Take all the material and copy it exactly.

# Data lines start

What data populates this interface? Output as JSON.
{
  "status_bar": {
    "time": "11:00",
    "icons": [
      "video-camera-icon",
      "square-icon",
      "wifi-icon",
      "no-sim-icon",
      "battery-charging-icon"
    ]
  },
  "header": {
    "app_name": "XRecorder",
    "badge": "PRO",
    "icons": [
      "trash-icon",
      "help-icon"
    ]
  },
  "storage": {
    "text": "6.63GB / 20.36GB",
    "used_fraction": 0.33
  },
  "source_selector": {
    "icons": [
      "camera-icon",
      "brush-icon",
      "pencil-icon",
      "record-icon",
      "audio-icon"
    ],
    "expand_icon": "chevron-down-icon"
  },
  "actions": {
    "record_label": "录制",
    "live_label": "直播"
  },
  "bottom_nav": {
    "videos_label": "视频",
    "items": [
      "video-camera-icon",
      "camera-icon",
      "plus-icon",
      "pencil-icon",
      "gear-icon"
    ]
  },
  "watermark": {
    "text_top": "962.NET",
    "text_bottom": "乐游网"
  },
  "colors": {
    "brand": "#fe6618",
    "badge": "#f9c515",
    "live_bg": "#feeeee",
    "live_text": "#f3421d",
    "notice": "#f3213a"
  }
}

# Data lines end

_Completed exercise_.
What data populates this interface? Output as JSON.
{
  "status_bar": {
    "time": "11:00",
    "icons": [
      "video-camera-icon",
      "square-icon",
      "wifi-icon",
      "no-sim-icon",
      "battery-charging-icon"
    ]
  },
  "header": {
    "app_name": "XRecorder",
    "badge": "PRO",
    "icons": [
      "trash-icon",
      "help-icon"
    ]
  },
  "storage": {
    "text": "6.63GB / 20.36GB",
    "used_fraction": 0.33
  },
  "source_selector": {
    "icons": [
      "camera-icon",
      "brush-icon",
      "pencil-icon",
      "record-icon",
      "audio-icon"
    ],
    "expand_icon": "chevron-down-icon"
  },
  "actions": {
    "record_label": "录制",
    "live_label": "直播"
  },
  "bottom_nav": {
    "videos_label": "视频",
    "items": [
      "video-camera-icon",
      "camera-icon",
      "plus-icon",
      "pencil-icon",
      "gear-icon"
    ]
  },
  "watermark": {
    "text_top": "962.NET",
    "text_bottom": "乐游网"
  },
  "colors": {
    "brand": "#fe6618",
    "badge": "#f9c515",
    "live_bg": "#feeeee",
    "live_text": "#f3421d",
    "notice": "#f3213a"
  }
}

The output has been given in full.